-------- Entries provided --------

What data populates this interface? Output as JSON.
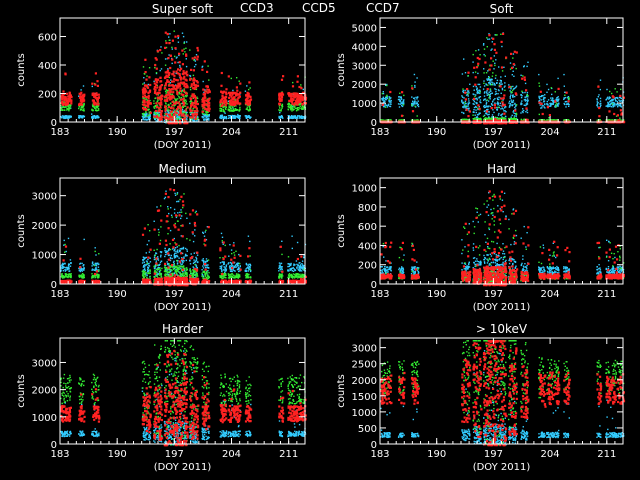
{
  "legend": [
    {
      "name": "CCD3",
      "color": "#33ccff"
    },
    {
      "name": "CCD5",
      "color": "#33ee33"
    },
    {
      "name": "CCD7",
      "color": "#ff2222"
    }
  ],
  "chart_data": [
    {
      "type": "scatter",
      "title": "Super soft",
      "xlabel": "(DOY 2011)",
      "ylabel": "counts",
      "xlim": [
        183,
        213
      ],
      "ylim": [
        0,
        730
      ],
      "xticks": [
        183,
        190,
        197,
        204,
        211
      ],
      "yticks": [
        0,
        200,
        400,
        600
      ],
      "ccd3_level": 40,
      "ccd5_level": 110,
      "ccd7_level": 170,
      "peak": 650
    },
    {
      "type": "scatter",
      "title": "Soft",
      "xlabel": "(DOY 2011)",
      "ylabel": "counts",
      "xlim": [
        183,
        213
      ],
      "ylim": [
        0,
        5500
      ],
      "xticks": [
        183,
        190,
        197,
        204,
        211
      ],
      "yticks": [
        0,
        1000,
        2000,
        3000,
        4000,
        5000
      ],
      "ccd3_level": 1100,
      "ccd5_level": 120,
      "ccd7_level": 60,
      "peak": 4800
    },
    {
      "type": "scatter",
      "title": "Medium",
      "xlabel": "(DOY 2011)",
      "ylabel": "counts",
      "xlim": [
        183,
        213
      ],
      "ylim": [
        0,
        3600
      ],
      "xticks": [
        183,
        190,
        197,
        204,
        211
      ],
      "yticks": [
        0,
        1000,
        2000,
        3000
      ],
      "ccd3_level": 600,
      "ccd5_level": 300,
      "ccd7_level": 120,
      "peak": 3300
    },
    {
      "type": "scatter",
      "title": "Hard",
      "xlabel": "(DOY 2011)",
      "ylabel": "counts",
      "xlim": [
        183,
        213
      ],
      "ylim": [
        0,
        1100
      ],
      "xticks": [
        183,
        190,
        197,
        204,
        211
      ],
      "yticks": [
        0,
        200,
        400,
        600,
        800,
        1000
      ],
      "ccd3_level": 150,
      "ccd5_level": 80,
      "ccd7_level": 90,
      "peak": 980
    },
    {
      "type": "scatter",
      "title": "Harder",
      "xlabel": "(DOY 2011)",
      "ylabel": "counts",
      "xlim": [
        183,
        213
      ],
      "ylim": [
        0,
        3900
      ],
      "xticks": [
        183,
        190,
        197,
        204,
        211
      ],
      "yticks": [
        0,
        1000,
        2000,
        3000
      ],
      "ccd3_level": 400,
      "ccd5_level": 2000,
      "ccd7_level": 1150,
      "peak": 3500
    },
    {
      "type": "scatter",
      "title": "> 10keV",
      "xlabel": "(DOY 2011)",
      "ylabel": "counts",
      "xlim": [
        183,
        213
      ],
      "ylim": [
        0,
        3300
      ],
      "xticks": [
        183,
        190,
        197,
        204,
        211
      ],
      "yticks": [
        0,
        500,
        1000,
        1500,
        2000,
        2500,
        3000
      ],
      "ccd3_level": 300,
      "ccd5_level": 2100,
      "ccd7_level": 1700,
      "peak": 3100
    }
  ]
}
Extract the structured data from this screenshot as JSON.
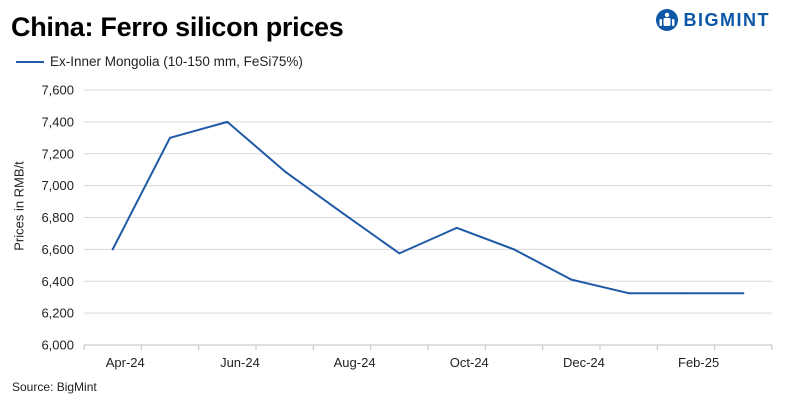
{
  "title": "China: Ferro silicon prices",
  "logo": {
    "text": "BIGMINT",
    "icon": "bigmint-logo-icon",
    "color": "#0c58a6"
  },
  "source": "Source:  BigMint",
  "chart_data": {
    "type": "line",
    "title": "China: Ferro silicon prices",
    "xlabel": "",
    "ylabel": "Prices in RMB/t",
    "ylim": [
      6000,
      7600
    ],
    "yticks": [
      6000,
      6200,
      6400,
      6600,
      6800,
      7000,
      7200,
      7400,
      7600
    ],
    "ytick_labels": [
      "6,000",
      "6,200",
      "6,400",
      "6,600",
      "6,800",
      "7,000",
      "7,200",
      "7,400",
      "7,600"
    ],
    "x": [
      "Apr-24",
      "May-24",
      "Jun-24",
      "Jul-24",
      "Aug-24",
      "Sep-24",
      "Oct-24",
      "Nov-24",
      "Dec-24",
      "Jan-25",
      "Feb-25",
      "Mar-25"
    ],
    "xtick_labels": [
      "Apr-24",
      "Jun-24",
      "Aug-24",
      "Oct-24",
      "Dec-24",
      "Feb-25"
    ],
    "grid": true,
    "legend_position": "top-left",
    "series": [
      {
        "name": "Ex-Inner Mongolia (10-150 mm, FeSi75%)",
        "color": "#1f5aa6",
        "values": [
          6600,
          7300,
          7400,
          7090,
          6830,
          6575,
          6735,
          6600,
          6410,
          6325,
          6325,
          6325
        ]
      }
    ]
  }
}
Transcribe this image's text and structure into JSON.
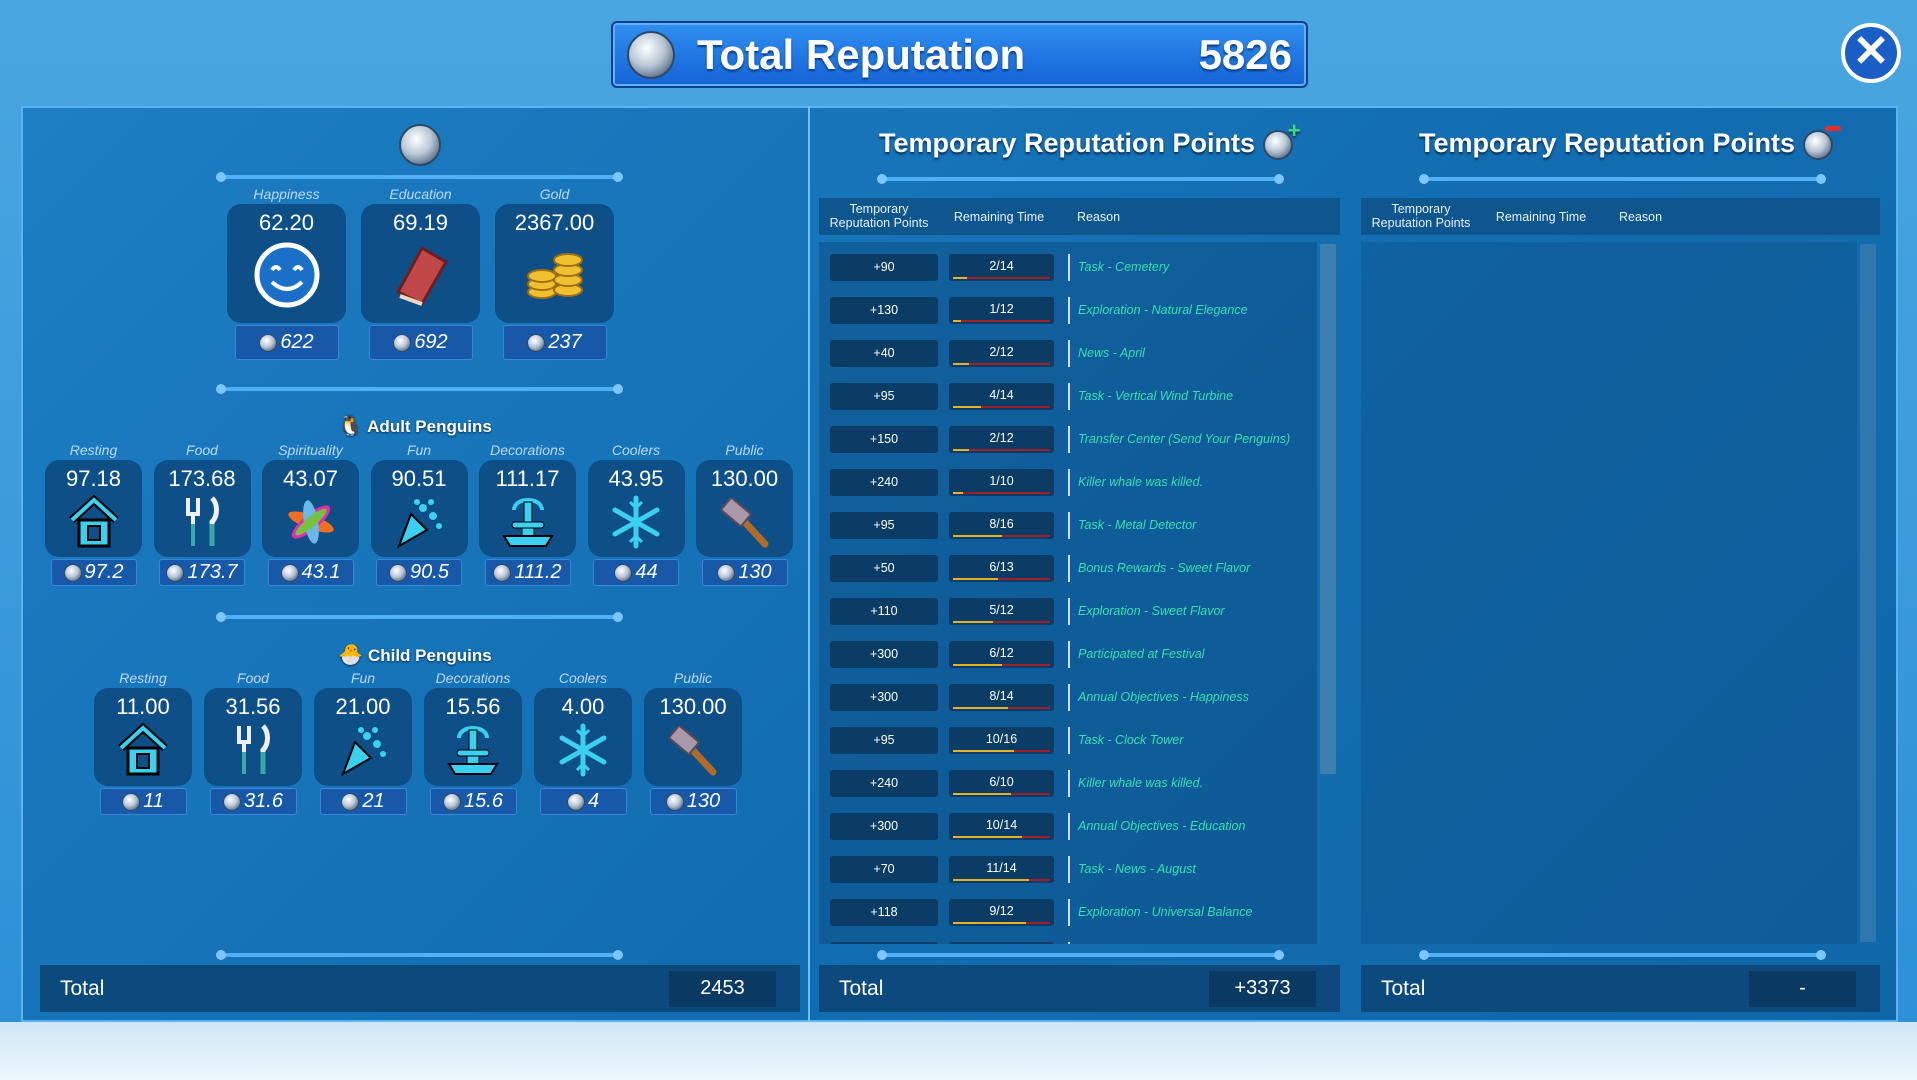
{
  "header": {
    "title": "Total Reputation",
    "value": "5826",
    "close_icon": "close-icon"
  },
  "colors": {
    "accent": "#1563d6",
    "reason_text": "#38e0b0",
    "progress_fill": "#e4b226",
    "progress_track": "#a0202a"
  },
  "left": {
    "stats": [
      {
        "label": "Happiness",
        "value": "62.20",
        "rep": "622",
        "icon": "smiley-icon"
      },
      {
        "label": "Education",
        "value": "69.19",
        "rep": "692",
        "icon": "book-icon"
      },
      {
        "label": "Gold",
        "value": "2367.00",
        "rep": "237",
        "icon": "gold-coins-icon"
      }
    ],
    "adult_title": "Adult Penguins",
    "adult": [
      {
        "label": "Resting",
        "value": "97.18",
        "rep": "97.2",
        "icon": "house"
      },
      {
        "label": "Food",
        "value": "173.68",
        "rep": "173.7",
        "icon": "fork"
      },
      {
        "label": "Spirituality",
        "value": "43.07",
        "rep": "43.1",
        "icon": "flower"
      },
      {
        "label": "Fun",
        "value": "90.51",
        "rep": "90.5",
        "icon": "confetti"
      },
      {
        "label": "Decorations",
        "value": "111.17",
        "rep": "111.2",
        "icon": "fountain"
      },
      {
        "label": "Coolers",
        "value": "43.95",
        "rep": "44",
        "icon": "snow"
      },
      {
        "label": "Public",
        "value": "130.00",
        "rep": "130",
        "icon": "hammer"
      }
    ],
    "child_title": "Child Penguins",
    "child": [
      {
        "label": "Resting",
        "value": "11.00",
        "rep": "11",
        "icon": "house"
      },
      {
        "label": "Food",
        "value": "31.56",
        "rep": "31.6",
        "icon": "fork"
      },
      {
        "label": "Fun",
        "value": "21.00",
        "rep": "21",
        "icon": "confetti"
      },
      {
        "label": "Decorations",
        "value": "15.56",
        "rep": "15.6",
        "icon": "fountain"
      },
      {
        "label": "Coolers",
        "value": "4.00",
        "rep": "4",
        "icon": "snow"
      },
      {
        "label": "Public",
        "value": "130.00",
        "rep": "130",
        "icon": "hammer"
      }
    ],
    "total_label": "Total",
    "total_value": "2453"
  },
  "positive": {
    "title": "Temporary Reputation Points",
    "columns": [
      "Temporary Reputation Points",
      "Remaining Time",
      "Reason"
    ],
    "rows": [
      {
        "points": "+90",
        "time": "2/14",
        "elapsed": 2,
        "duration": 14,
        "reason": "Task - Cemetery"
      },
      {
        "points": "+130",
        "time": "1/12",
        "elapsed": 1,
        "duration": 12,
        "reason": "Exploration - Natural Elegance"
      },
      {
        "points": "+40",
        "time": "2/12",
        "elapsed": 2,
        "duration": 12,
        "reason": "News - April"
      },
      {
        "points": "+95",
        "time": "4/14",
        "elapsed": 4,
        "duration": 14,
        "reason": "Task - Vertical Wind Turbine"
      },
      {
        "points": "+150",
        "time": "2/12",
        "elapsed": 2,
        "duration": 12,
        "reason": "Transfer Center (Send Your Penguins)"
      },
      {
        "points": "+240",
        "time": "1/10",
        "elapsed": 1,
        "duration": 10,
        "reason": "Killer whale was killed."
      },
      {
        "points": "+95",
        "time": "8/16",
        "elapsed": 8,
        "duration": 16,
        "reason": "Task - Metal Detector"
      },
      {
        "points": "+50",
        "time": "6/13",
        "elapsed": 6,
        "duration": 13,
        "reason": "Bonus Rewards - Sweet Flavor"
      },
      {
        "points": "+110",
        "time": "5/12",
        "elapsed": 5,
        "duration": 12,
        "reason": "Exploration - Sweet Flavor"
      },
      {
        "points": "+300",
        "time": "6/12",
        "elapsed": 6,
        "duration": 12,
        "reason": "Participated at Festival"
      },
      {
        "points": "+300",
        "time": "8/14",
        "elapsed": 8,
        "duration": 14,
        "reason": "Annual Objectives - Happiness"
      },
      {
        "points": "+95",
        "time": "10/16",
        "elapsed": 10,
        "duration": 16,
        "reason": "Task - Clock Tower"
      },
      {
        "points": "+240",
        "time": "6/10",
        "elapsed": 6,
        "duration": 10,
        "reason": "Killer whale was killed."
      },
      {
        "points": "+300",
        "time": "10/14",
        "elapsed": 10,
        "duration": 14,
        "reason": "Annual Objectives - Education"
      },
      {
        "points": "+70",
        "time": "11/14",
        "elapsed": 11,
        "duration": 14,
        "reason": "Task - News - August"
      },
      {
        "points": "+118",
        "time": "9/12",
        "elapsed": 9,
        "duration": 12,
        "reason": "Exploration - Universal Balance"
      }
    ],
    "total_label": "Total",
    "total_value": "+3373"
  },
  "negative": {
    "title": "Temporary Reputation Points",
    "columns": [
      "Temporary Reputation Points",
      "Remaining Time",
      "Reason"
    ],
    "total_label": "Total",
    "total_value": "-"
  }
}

--------

Required work
Using the material above, work out how many lines contain the string "Happiness". Give that number alone.

Response
2